■ Task input ■
▬▬▬▬▬▬▬▬▬▬

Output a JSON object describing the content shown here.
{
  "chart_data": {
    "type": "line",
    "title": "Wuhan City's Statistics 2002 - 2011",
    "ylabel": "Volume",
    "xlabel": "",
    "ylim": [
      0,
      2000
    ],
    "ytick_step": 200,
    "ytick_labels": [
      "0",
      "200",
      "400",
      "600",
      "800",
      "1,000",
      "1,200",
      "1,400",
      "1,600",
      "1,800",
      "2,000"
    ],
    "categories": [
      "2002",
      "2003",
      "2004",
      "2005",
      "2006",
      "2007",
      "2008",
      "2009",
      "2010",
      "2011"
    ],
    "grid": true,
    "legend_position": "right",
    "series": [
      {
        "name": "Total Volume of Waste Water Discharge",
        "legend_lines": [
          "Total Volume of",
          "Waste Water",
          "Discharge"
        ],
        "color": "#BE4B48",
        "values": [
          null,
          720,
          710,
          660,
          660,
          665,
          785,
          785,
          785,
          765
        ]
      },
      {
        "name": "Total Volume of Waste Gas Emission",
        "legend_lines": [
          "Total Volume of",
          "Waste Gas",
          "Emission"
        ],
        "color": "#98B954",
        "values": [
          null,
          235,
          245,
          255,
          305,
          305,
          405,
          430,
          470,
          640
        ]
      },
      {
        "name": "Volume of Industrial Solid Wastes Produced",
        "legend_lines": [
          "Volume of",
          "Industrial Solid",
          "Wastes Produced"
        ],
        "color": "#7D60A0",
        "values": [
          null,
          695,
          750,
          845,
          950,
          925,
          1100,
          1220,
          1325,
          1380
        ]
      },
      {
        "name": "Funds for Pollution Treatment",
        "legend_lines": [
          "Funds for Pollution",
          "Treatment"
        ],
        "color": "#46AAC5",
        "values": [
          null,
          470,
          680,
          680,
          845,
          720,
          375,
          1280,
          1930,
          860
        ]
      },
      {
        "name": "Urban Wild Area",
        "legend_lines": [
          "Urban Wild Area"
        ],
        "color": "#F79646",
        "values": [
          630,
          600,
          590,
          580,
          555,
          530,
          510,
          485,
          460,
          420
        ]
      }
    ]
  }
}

▬▬▬▬▬▬▬▬▬▬

■ Aim of the exercise ■
Give the entries once more, exactly as they appear.

■ The reply ■
Output a JSON object describing the content shown here.
{
  "chart_data": {
    "type": "line",
    "title": "Wuhan City's Statistics 2002 - 2011",
    "ylabel": "Volume",
    "xlabel": "",
    "ylim": [
      0,
      2000
    ],
    "ytick_step": 200,
    "ytick_labels": [
      "0",
      "200",
      "400",
      "600",
      "800",
      "1,000",
      "1,200",
      "1,400",
      "1,600",
      "1,800",
      "2,000"
    ],
    "categories": [
      "2002",
      "2003",
      "2004",
      "2005",
      "2006",
      "2007",
      "2008",
      "2009",
      "2010",
      "2011"
    ],
    "grid": true,
    "legend_position": "right",
    "series": [
      {
        "name": "Total Volume of Waste Water Discharge",
        "legend_lines": [
          "Total Volume of",
          "Waste Water",
          "Discharge"
        ],
        "color": "#BE4B48",
        "values": [
          null,
          720,
          710,
          660,
          660,
          665,
          785,
          785,
          785,
          765
        ]
      },
      {
        "name": "Total Volume of Waste Gas Emission",
        "legend_lines": [
          "Total Volume of",
          "Waste Gas",
          "Emission"
        ],
        "color": "#98B954",
        "values": [
          null,
          235,
          245,
          255,
          305,
          305,
          405,
          430,
          470,
          640
        ]
      },
      {
        "name": "Volume of Industrial Solid Wastes Produced",
        "legend_lines": [
          "Volume of",
          "Industrial Solid",
          "Wastes Produced"
        ],
        "color": "#7D60A0",
        "values": [
          null,
          695,
          750,
          845,
          950,
          925,
          1100,
          1220,
          1325,
          1380
        ]
      },
      {
        "name": "Funds for Pollution Treatment",
        "legend_lines": [
          "Funds for Pollution",
          "Treatment"
        ],
        "color": "#46AAC5",
        "values": [
          null,
          470,
          680,
          680,
          845,
          720,
          375,
          1280,
          1930,
          860
        ]
      },
      {
        "name": "Urban Wild Area",
        "legend_lines": [
          "Urban Wild Area"
        ],
        "color": "#F79646",
        "values": [
          630,
          600,
          590,
          580,
          555,
          530,
          510,
          485,
          460,
          420
        ]
      }
    ]
  }
}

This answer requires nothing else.